Find and return each line containing "solution".

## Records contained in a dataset
· · · · · · ·

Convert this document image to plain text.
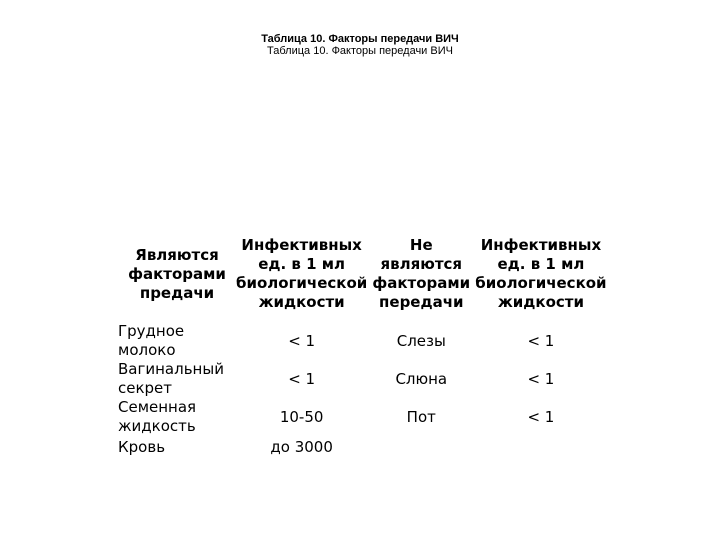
Таблица 10. Факторы передачи ВИЧ
Таблица 10. Факторы передачи ВИЧ
Являются факторами предачи	Инфективных ед. в 1 мл биологической жидкости	Не являются факторами передачи	Инфективных ед. в 1 мл биологической жидкости
Грудное молоко	< 1	Слезы	< 1
Вагинальный секрет	< 1	Слюна	< 1
Семенная жидкость	10-50	Пот	< 1
Кровь	до 3000		
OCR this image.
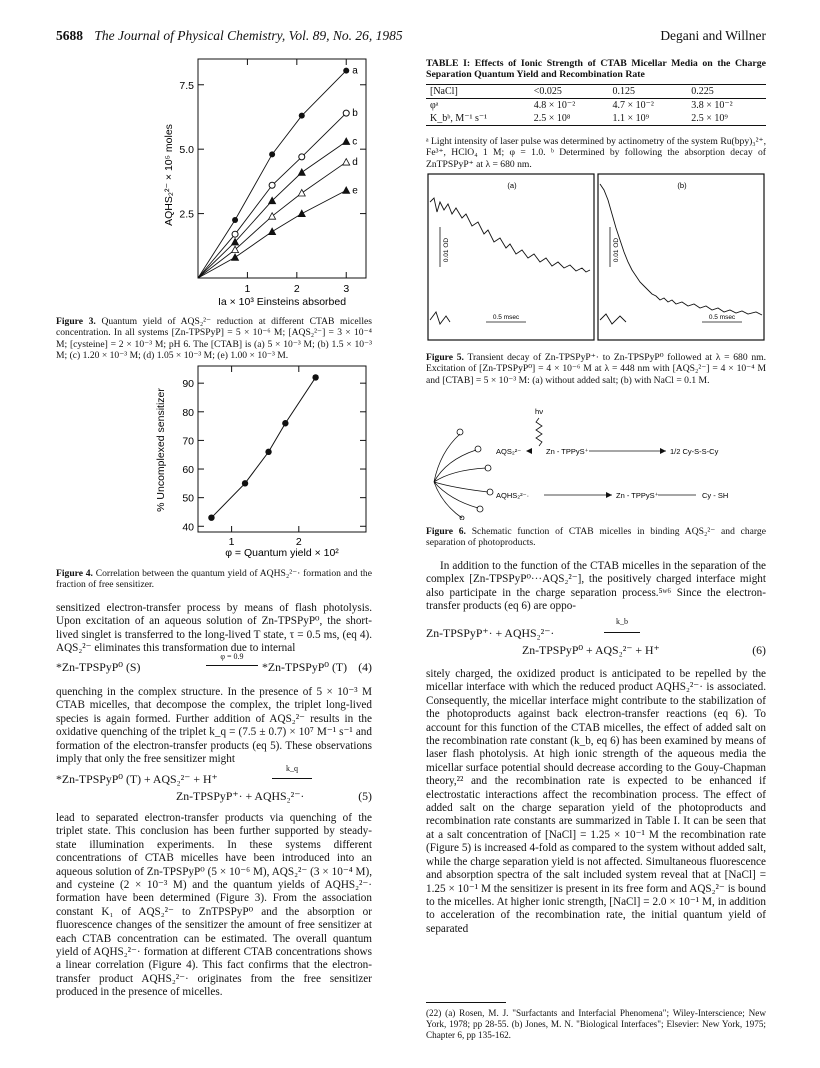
5688 The Journal of Physical Chemistry, Vol. 89, No. 26, 1985	Degani and Willner
7.5
5.0
2.5
1	2	3
a
b
c
d
e
AQHS₂²⁻ × 10⁵ moles
Ia × 10³ Einsteins absorbed
Figure 3. Quantum yield of AQS₂²⁻ reduction at different CTAB micelles concentration. In all systems [Zn-TPSPyP] = 5 × 10⁻⁶ M; [AQS₂²⁻] = 3 × 10⁻⁴ M; [cysteine] = 2 × 10⁻³ M; pH 6. The [CTAB] is (a) 5 × 10⁻³ M; (b) 1.5 × 10⁻³ M; (c) 1.20 × 10⁻³ M; (d) 1.05 × 10⁻³ M; (e) 1.00 × 10⁻³ M.
90
80
70
60
50
40
1	2
% Uncomplexed sensitizer
φ = Quantum yield × 10²
Figure 4. Correlation between the quantum yield of AQHS₂²⁻· formation and the fraction of free sensitizer.
sensitized electron-transfer process by means of flash photolysis. Upon excitation of an aqueous solution of Zn-TPSPyP⁰, the short-lived singlet is transferred to the long-lived T state, τ = 0.5 ms, (eq 4). AQS₂²⁻ eliminates this transformation due to internal
*Zn-TPSPyP⁰ (S)
φ = 0.9
*Zn-TPSPyP⁰ (T) (4)
quenching in the complex structure. In the presence of 5 × 10⁻³ M CTAB micelles, that decompose the complex, the triplet long-lived species is again formed. Further addition of AQS₂²⁻ results in the oxidative quenching of the triplet k_q = (7.5 ± 0.7) × 10⁷ M⁻¹ s⁻¹ and formation of the electron-transfer products (eq 5). These observations imply that only the free sensitizer might
*Zn-TPSPyP⁰ (T) + AQS₂²⁻ + H⁺
k_q
Zn-TPSPyP⁺· + AQHS₂²⁻·	(5)
lead to separated electron-transfer products via quenching of the triplet state. This conclusion has been further supported by steady-state illumination experiments. In these systems different concentrations of CTAB micelles have been introduced into an aqueous solution of Zn-TPSPyP⁰ (5 × 10⁻⁶ M), AQS₂²⁻ (3 × 10⁻⁴ M), and cysteine (2 × 10⁻³ M) and the quantum yields of AQHS₂²⁻· formation have been determined (Figure 3). From the association constant K₁ of AQS₂²⁻ to ZnTPSPyP⁰ and the absorption or fluorescence changes of the sensitizer the amount of free sensitizer at each CTAB concentration can be estimated. The overall quantum yield of AQHS₂²⁻· formation at different CTAB concentrations shows a linear correlation (Figure 4). This fact confirms that the electron-transfer product AQHS₂²⁻· originates from the free sensitizer produced in the presence of micelles.
TABLE I: Effects of Ionic Strength of CTAB Micellar Media on the Charge Separation Quantum Yield and Recombination Rate
[NaCl]	<0.025	0.125	0.225
φᵃ	4.8 × 10⁻²	4.7 × 10⁻²	3.8 × 10⁻²
K_bᵇ, M⁻¹ s⁻¹	2.5 × 10⁸	1.1 × 10⁹	2.5 × 10⁹
ᵃ Light intensity of laser pulse was determined by actinometry of the system Ru(bpy)₃²⁺, Fe³⁺, HClO₄ 1 M; φ = 1.0. ᵇ Determined by following the absorption decay of ZnTPSPyP⁺ at λ = 680 nm.
(a)
0.01 OD
0.5 msec
(b)
0.01 OD
0.5 msec
Figure 5. Transient decay of Zn-TPSPyP⁺· to Zn-TPSPyP⁰ followed at λ = 680 nm. Excitation of [Zn-TPSPyP⁰] = 4 × 10⁻⁶ M at λ = 448 nm with [AQS₂²⁻] = 4 × 10⁻⁴ M and [CTAB] = 5 × 10⁻³ M: (a) without added salt; (b) with NaCl = 0.1 M.
hν
AQS₂²⁻	Zn - TPPyS⁺	1/2 Cy-S-S-Cy
AQHS₂²⁻·	Zn - TPPyS⁺	Cy - SH
Figure 6. Schematic function of CTAB micelles in binding AQS₂²⁻ and charge separation of photoproducts.
In addition to the function of the CTAB micelles in the separation of the complex [Zn-TPSPyP⁰···AQS₂²⁻], the positively charged interface might also participate in the charge separation process.⁵ʷ⁶ Since the electron-transfer products (eq 6) are oppo-
Zn-TPSPyP⁺· + AQHS₂²⁻·
k_b
Zn-TPSPyP⁰ + AQS₂²⁻ + H⁺	(6)
sitely charged, the oxidized product is anticipated to be repelled by the micellar interface with which the reduced product AQHS₂²⁻· is associated. Consequently, the micellar interface might contribute to the stabilization of the photoproducts against back electron-transfer reactions (eq 6). To account for this function of the CTAB micelles, the effect of added salt on the recombination rate constant (k_b, eq 6) has been examined by means of laser flash photolysis. At high ionic strength of the aqueous media the micellar surface potential should decrease according to the Gouy-Chapman theory,²² and the recombination rate is expected to be enhanced if electrostatic interactions affect the recombination process. The effect of added salt on the charge separation yield of the photoproducts and recombination rate constants are summarized in Table I. It can be seen that at a salt concentration of [NaCl] = 1.25 × 10⁻¹ M the recombination rate (Figure 5) is increased 4-fold as compared to the system without added salt, while the charge separation yield is not affected. Simultaneous fluorescence and absorption spectra of the salt included system reveal that at [NaCl] = 1.25 × 10⁻¹ M the sensitizer is present in its free form and AQS₂²⁻ is bound to the micelles. At higher ionic strength, [NaCl] = 2.0 × 10⁻¹ M, in addition to acceleration of the recombination rate, the initial quantum yield of separated
(22) (a) Rosen, M. J. "Surfactants and Interfacial Phenomena"; Wiley-Interscience; New York, 1978; pp 28-55. (b) Jones, M. N. "Biological Interfaces"; Elsevier: New York, 1975; Chapter 6, pp 135-162.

· · · · · · ·

## Expected output
sensitized electron-transfer process by means of flash photolysis. Upon excitation of an aqueous solution of Zn-TPSPyP⁰, the short-lived singlet is transferred to the long-lived T state, τ = 0.5 ms, (eq 4). AQS₂²⁻ eliminates this transformation due to internal
lead to separated electron-transfer products via quenching of the triplet state. This conclusion has been further supported by steady-state illumination experiments. In these systems different concentrations of CTAB micelles have been introduced into an aqueous solution of Zn-TPSPyP⁰ (5 × 10⁻⁶ M), AQS₂²⁻ (3 × 10⁻⁴ M), and cysteine (2 × 10⁻³ M) and the quantum yields of AQHS₂²⁻· formation have been determined (Figure 3). From the association constant K₁ of AQS₂²⁻ to ZnTPSPyP⁰ and the absorption or fluorescence changes of the sensitizer the amount of free sensitizer at each CTAB concentration can be estimated. The overall quantum yield of AQHS₂²⁻· formation at different CTAB concentrations shows a linear correlation (Figure 4). This fact confirms that the electron-transfer product AQHS₂²⁻· originates from the free sensitizer produced in the presence of micelles.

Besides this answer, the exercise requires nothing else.